### GOAL
Take down each entry exactly as written.

----------

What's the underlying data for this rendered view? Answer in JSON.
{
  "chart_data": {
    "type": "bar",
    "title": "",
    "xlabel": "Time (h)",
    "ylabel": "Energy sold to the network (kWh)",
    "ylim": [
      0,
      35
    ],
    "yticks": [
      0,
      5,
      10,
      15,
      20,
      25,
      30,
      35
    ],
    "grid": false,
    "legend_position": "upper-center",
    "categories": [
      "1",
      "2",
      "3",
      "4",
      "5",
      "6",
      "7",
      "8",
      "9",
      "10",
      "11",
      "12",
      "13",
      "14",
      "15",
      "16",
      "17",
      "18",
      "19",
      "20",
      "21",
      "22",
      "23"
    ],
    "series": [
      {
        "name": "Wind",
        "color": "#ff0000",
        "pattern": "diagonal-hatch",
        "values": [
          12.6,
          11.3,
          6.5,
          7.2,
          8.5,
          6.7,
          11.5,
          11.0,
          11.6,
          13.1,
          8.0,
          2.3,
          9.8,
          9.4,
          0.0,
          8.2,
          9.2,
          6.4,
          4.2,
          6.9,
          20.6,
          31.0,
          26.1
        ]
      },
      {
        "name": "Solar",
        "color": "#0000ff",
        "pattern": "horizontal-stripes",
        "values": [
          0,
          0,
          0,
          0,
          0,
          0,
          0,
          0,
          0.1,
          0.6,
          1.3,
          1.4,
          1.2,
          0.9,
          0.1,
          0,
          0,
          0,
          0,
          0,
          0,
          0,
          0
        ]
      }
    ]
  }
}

----------

### RESPONSE TO THE TASK
What's the underlying data for this rendered view? Answer in JSON.
{
  "chart_data": {
    "type": "bar",
    "title": "",
    "xlabel": "Time (h)",
    "ylabel": "Energy sold to the network (kWh)",
    "ylim": [
      0,
      35
    ],
    "yticks": [
      0,
      5,
      10,
      15,
      20,
      25,
      30,
      35
    ],
    "grid": false,
    "legend_position": "upper-center",
    "categories": [
      "1",
      "2",
      "3",
      "4",
      "5",
      "6",
      "7",
      "8",
      "9",
      "10",
      "11",
      "12",
      "13",
      "14",
      "15",
      "16",
      "17",
      "18",
      "19",
      "20",
      "21",
      "22",
      "23"
    ],
    "series": [
      {
        "name": "Wind",
        "color": "#ff0000",
        "pattern": "diagonal-hatch",
        "values": [
          12.6,
          11.3,
          6.5,
          7.2,
          8.5,
          6.7,
          11.5,
          11.0,
          11.6,
          13.1,
          8.0,
          2.3,
          9.8,
          9.4,
          0.0,
          8.2,
          9.2,
          6.4,
          4.2,
          6.9,
          20.6,
          31.0,
          26.1
        ]
      },
      {
        "name": "Solar",
        "color": "#0000ff",
        "pattern": "horizontal-stripes",
        "values": [
          0,
          0,
          0,
          0,
          0,
          0,
          0,
          0,
          0.1,
          0.6,
          1.3,
          1.4,
          1.2,
          0.9,
          0.1,
          0,
          0,
          0,
          0,
          0,
          0,
          0,
          0
        ]
      }
    ]
  }
}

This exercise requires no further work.